WORK REQUIRED: Write out every entry exactly as given, but omit the pictures.

[Source data]
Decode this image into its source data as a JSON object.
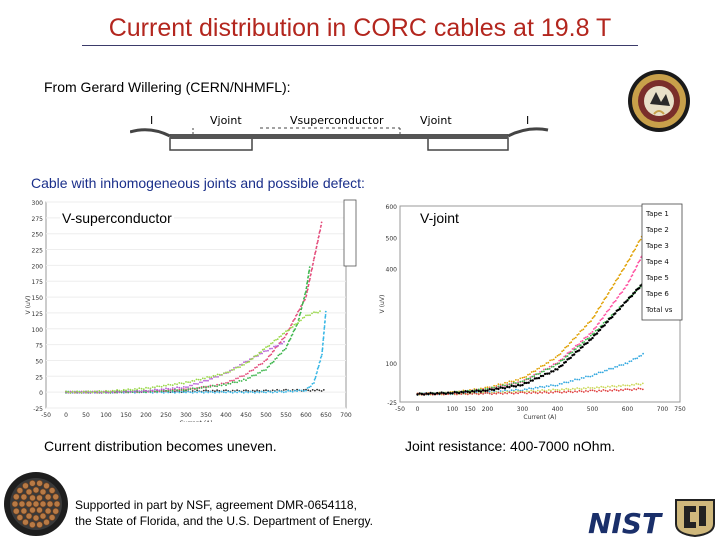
{
  "slide": {
    "title": "Current distribution in CORC cables at 19.8 T",
    "credit": "From Gerard Willering (CERN/NHMFL):",
    "cable_heading": "Cable with inhomogeneous joints and possible defect:",
    "caption_left": "Current distribution becomes uneven.",
    "caption_right": "Joint resistance: 400-7000 nOhm.",
    "support_line1": "Supported in part by NSF, agreement DMR-0654118,",
    "support_line2": "the State of Florida, and the U.S. Department of Energy."
  },
  "schematic": {
    "labels": [
      "I",
      "Vjoint",
      "Vsuperconductor",
      "Vjoint",
      "I"
    ]
  },
  "logos": {
    "nhmfl": "nhmfl-seal",
    "nist": "NIST",
    "cu": "cu-logo"
  },
  "colors": {
    "title": "#b3261e",
    "heading": "#1a2f8a"
  },
  "chart_data": [
    {
      "type": "scatter",
      "inset_label": "V-superconductor",
      "xlabel": "Current (A)",
      "ylabel": "V (uV)",
      "xlim": [
        -50,
        700
      ],
      "ylim": [
        -25,
        300
      ],
      "xticks": [
        "-50",
        "0",
        "50",
        "100",
        "150",
        "200",
        "250",
        "300",
        "350",
        "400",
        "450",
        "500",
        "550",
        "600",
        "650",
        "700"
      ],
      "yticks": [
        "-25",
        "0",
        "25",
        "50",
        "75",
        "100",
        "125",
        "150",
        "175",
        "200",
        "225",
        "250",
        "275",
        "300"
      ],
      "series": [
        {
          "color": "#2b2b2b",
          "x": [
            0,
            50,
            100,
            150,
            200,
            250,
            300,
            350,
            400,
            450,
            500,
            550,
            600,
            650
          ],
          "y": [
            0,
            0,
            0,
            1,
            1,
            1,
            1,
            2,
            2,
            2,
            2,
            3,
            3,
            3
          ]
        },
        {
          "color": "#33b5e5",
          "x": [
            0,
            100,
            200,
            300,
            400,
            500,
            550,
            600,
            620,
            640,
            650
          ],
          "y": [
            0,
            0,
            0,
            0,
            0,
            0,
            1,
            3,
            15,
            60,
            130
          ]
        },
        {
          "color": "#e34a7a",
          "x": [
            0,
            100,
            200,
            300,
            350,
            400,
            450,
            500,
            550,
            600,
            620,
            640
          ],
          "y": [
            0,
            0,
            1,
            4,
            8,
            14,
            28,
            50,
            90,
            150,
            210,
            270
          ]
        },
        {
          "color": "#3ab54a",
          "x": [
            0,
            100,
            200,
            300,
            350,
            400,
            450,
            500,
            550,
            580,
            600,
            610
          ],
          "y": [
            0,
            0,
            1,
            4,
            8,
            12,
            20,
            36,
            70,
            110,
            160,
            200
          ]
        },
        {
          "color": "#b45ad6",
          "x": [
            0,
            100,
            200,
            300,
            350,
            400,
            450,
            500,
            550
          ],
          "y": [
            0,
            0,
            2,
            8,
            18,
            30,
            48,
            65,
            80
          ]
        },
        {
          "color": "#9ad84a",
          "x": [
            0,
            100,
            200,
            300,
            400,
            450,
            500,
            550,
            600,
            620,
            640
          ],
          "y": [
            0,
            1,
            6,
            15,
            30,
            45,
            70,
            95,
            120,
            125,
            128
          ]
        }
      ]
    },
    {
      "type": "line",
      "inset_label": "V-joint",
      "xlabel": "Current (A)",
      "ylabel": "V (uV)",
      "xlim": [
        -50,
        750
      ],
      "ylim": [
        -25,
        600
      ],
      "xticks": [
        "-50",
        "0",
        "100",
        "150",
        "200",
        "300",
        "400",
        "500",
        "600",
        "700",
        "750"
      ],
      "yticks": [
        "-25",
        "100",
        "400",
        "500",
        "600"
      ],
      "legend": [
        "Tape 1",
        "Tape 2",
        "Tape 3",
        "Tape 4",
        "Tape 5",
        "Tape 6",
        "Total vs"
      ],
      "legend_placement": "top-right",
      "series": [
        {
          "color": "#e0a000",
          "x": [
            0,
            100,
            200,
            300,
            400,
            500,
            600,
            650,
            680
          ],
          "y": [
            0,
            5,
            20,
            50,
            120,
            240,
            420,
            520,
            600
          ]
        },
        {
          "color": "#ff4fa0",
          "x": [
            0,
            100,
            200,
            300,
            400,
            500,
            600,
            650,
            680
          ],
          "y": [
            0,
            4,
            16,
            40,
            100,
            200,
            350,
            460,
            560
          ]
        },
        {
          "color": "#3ab54a",
          "x": [
            0,
            100,
            200,
            300,
            400,
            500,
            600,
            650
          ],
          "y": [
            0,
            4,
            16,
            40,
            95,
            190,
            300,
            360
          ]
        },
        {
          "color": "#33a8e0",
          "x": [
            0,
            100,
            200,
            300,
            400,
            500,
            600,
            650
          ],
          "y": [
            0,
            2,
            6,
            14,
            30,
            60,
            100,
            130
          ]
        },
        {
          "color": "#ccd95a",
          "x": [
            0,
            100,
            200,
            300,
            400,
            500,
            600,
            650
          ],
          "y": [
            0,
            1,
            4,
            8,
            14,
            20,
            28,
            34
          ]
        },
        {
          "color": "#e04040",
          "x": [
            0,
            100,
            200,
            300,
            400,
            500,
            600,
            650
          ],
          "y": [
            0,
            1,
            2,
            4,
            6,
            10,
            14,
            18
          ]
        },
        {
          "color": "#000000",
          "x": [
            0,
            100,
            200,
            300,
            400,
            500,
            600,
            650
          ],
          "y": [
            0,
            4,
            12,
            30,
            80,
            180,
            300,
            360
          ]
        }
      ]
    }
  ]
}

ANSWER TO THIS PROBLEM:
Decode this image into its source data as a JSON object.
{
  "slide": {
    "title": "Current distribution in CORC cables at 19.8 T",
    "credit": "From Gerard Willering (CERN/NHMFL):",
    "cable_heading": "Cable with inhomogeneous joints and possible defect:",
    "caption_left": "Current distribution becomes uneven.",
    "caption_right": "Joint resistance: 400-7000 nOhm.",
    "support_line1": "Supported in part by NSF, agreement DMR-0654118,",
    "support_line2": "the State of Florida, and the U.S. Department of Energy."
  },
  "schematic": {
    "labels": [
      "I",
      "Vjoint",
      "Vsuperconductor",
      "Vjoint",
      "I"
    ]
  },
  "logos": {
    "nhmfl": "nhmfl-seal",
    "nist": "NIST",
    "cu": "cu-logo"
  },
  "colors": {
    "title": "#b3261e",
    "heading": "#1a2f8a"
  },
  "chart_data": [
    {
      "type": "scatter",
      "inset_label": "V-superconductor",
      "xlabel": "Current (A)",
      "ylabel": "V (uV)",
      "xlim": [
        -50,
        700
      ],
      "ylim": [
        -25,
        300
      ],
      "xticks": [
        "-50",
        "0",
        "50",
        "100",
        "150",
        "200",
        "250",
        "300",
        "350",
        "400",
        "450",
        "500",
        "550",
        "600",
        "650",
        "700"
      ],
      "yticks": [
        "-25",
        "0",
        "25",
        "50",
        "75",
        "100",
        "125",
        "150",
        "175",
        "200",
        "225",
        "250",
        "275",
        "300"
      ],
      "series": [
        {
          "color": "#2b2b2b",
          "x": [
            0,
            50,
            100,
            150,
            200,
            250,
            300,
            350,
            400,
            450,
            500,
            550,
            600,
            650
          ],
          "y": [
            0,
            0,
            0,
            1,
            1,
            1,
            1,
            2,
            2,
            2,
            2,
            3,
            3,
            3
          ]
        },
        {
          "color": "#33b5e5",
          "x": [
            0,
            100,
            200,
            300,
            400,
            500,
            550,
            600,
            620,
            640,
            650
          ],
          "y": [
            0,
            0,
            0,
            0,
            0,
            0,
            1,
            3,
            15,
            60,
            130
          ]
        },
        {
          "color": "#e34a7a",
          "x": [
            0,
            100,
            200,
            300,
            350,
            400,
            450,
            500,
            550,
            600,
            620,
            640
          ],
          "y": [
            0,
            0,
            1,
            4,
            8,
            14,
            28,
            50,
            90,
            150,
            210,
            270
          ]
        },
        {
          "color": "#3ab54a",
          "x": [
            0,
            100,
            200,
            300,
            350,
            400,
            450,
            500,
            550,
            580,
            600,
            610
          ],
          "y": [
            0,
            0,
            1,
            4,
            8,
            12,
            20,
            36,
            70,
            110,
            160,
            200
          ]
        },
        {
          "color": "#b45ad6",
          "x": [
            0,
            100,
            200,
            300,
            350,
            400,
            450,
            500,
            550
          ],
          "y": [
            0,
            0,
            2,
            8,
            18,
            30,
            48,
            65,
            80
          ]
        },
        {
          "color": "#9ad84a",
          "x": [
            0,
            100,
            200,
            300,
            400,
            450,
            500,
            550,
            600,
            620,
            640
          ],
          "y": [
            0,
            1,
            6,
            15,
            30,
            45,
            70,
            95,
            120,
            125,
            128
          ]
        }
      ]
    },
    {
      "type": "line",
      "inset_label": "V-joint",
      "xlabel": "Current (A)",
      "ylabel": "V (uV)",
      "xlim": [
        -50,
        750
      ],
      "ylim": [
        -25,
        600
      ],
      "xticks": [
        "-50",
        "0",
        "100",
        "150",
        "200",
        "300",
        "400",
        "500",
        "600",
        "700",
        "750"
      ],
      "yticks": [
        "-25",
        "100",
        "400",
        "500",
        "600"
      ],
      "legend": [
        "Tape 1",
        "Tape 2",
        "Tape 3",
        "Tape 4",
        "Tape 5",
        "Tape 6",
        "Total vs"
      ],
      "legend_placement": "top-right",
      "series": [
        {
          "color": "#e0a000",
          "x": [
            0,
            100,
            200,
            300,
            400,
            500,
            600,
            650,
            680
          ],
          "y": [
            0,
            5,
            20,
            50,
            120,
            240,
            420,
            520,
            600
          ]
        },
        {
          "color": "#ff4fa0",
          "x": [
            0,
            100,
            200,
            300,
            400,
            500,
            600,
            650,
            680
          ],
          "y": [
            0,
            4,
            16,
            40,
            100,
            200,
            350,
            460,
            560
          ]
        },
        {
          "color": "#3ab54a",
          "x": [
            0,
            100,
            200,
            300,
            400,
            500,
            600,
            650
          ],
          "y": [
            0,
            4,
            16,
            40,
            95,
            190,
            300,
            360
          ]
        },
        {
          "color": "#33a8e0",
          "x": [
            0,
            100,
            200,
            300,
            400,
            500,
            600,
            650
          ],
          "y": [
            0,
            2,
            6,
            14,
            30,
            60,
            100,
            130
          ]
        },
        {
          "color": "#ccd95a",
          "x": [
            0,
            100,
            200,
            300,
            400,
            500,
            600,
            650
          ],
          "y": [
            0,
            1,
            4,
            8,
            14,
            20,
            28,
            34
          ]
        },
        {
          "color": "#e04040",
          "x": [
            0,
            100,
            200,
            300,
            400,
            500,
            600,
            650
          ],
          "y": [
            0,
            1,
            2,
            4,
            6,
            10,
            14,
            18
          ]
        },
        {
          "color": "#000000",
          "x": [
            0,
            100,
            200,
            300,
            400,
            500,
            600,
            650
          ],
          "y": [
            0,
            4,
            12,
            30,
            80,
            180,
            300,
            360
          ]
        }
      ]
    }
  ]
}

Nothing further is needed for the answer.